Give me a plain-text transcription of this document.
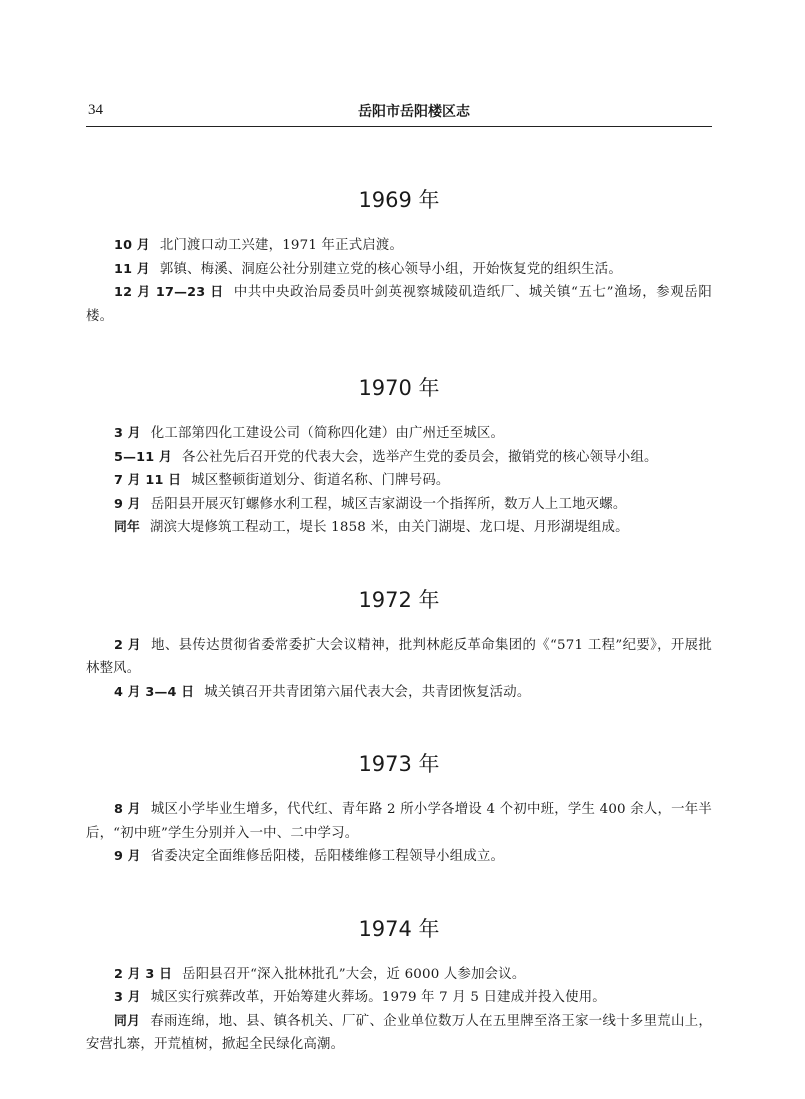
34	岳阳市岳阳楼区志
1969 年

10 月 北门渡口动工兴建，1971 年正式启渡。

11 月 郭镇、梅溪、洞庭公社分别建立党的核心领导小组，开始恢复党的组织生活。

12 月 17—23 日 中共中央政治局委员叶剑英视察城陵矶造纸厂、城关镇“五七”渔场，参观岳阳楼。

1970 年

3 月 化工部第四化工建设公司（简称四化建）由广州迁至城区。

5—11 月 各公社先后召开党的代表大会，选举产生党的委员会，撤销党的核心领导小组。

7 月 11 日 城区整顿街道划分、街道名称、门牌号码。

9 月 岳阳县开展灭钉螺修水利工程，城区吉家湖设一个指挥所，数万人上工地灭螺。

同年 湖滨大堤修筑工程动工，堤长 1858 米，由关门湖堤、龙口堤、月形湖堤组成。

1972 年

2 月 地、县传达贯彻省委常委扩大会议精神，批判林彪反革命集团的《“571 工程”纪要》，开展批林整风。

4 月 3—4 日 城关镇召开共青团第六届代表大会，共青团恢复活动。

1973 年

8 月 城区小学毕业生增多，代代红、青年路 2 所小学各增设 4 个初中班，学生 400 余人，一年半后，“初中班”学生分别并入一中、二中学习。

9 月 省委决定全面维修岳阳楼，岳阳楼维修工程领导小组成立。

1974 年

2 月 3 日 岳阳县召开“深入批林批孔”大会，近 6000 人参加会议。

3 月 城区实行殡葬改革，开始筹建火葬场。1979 年 7 月 5 日建成并投入使用。

同月 春雨连绵，地、县、镇各机关、厂矿、企业单位数万人在五里牌至洛王家一线十多里荒山上，安营扎寨，开荒植树，掀起全民绿化高潮。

--- Work to complete ---
Quote the records in their entirety, keeping the wording exact and excluding pictures.

--- Response below ---
Give me a plain-text transcription of this document.
34	岳阳市岳阳楼区志
1969 年

10 月 北门渡口动工兴建，1971 年正式启渡。

11 月 郭镇、梅溪、洞庭公社分别建立党的核心领导小组，开始恢复党的组织生活。

12 月 17—23 日 中共中央政治局委员叶剑英视察城陵矶造纸厂、城关镇“五七”渔场，参观岳阳楼。

1970 年

3 月 化工部第四化工建设公司（简称四化建）由广州迁至城区。

5—11 月 各公社先后召开党的代表大会，选举产生党的委员会，撤销党的核心领导小组。

7 月 11 日 城区整顿街道划分、街道名称、门牌号码。

9 月 岳阳县开展灭钉螺修水利工程，城区吉家湖设一个指挥所，数万人上工地灭螺。

同年 湖滨大堤修筑工程动工，堤长 1858 米，由关门湖堤、龙口堤、月形湖堤组成。

1972 年

2 月 地、县传达贯彻省委常委扩大会议精神，批判林彪反革命集团的《“571 工程”纪要》，开展批林整风。

4 月 3—4 日 城关镇召开共青团第六届代表大会，共青团恢复活动。

1973 年

8 月 城区小学毕业生增多，代代红、青年路 2 所小学各增设 4 个初中班，学生 400 余人，一年半后，“初中班”学生分别并入一中、二中学习。

9 月 省委决定全面维修岳阳楼，岳阳楼维修工程领导小组成立。

1974 年

2 月 3 日 岳阳县召开“深入批林批孔”大会，近 6000 人参加会议。

3 月 城区实行殡葬改革，开始筹建火葬场。1979 年 7 月 5 日建成并投入使用。

同月 春雨连绵，地、县、镇各机关、厂矿、企业单位数万人在五里牌至洛王家一线十多里荒山上，安营扎寨，开荒植树，掀起全民绿化高潮。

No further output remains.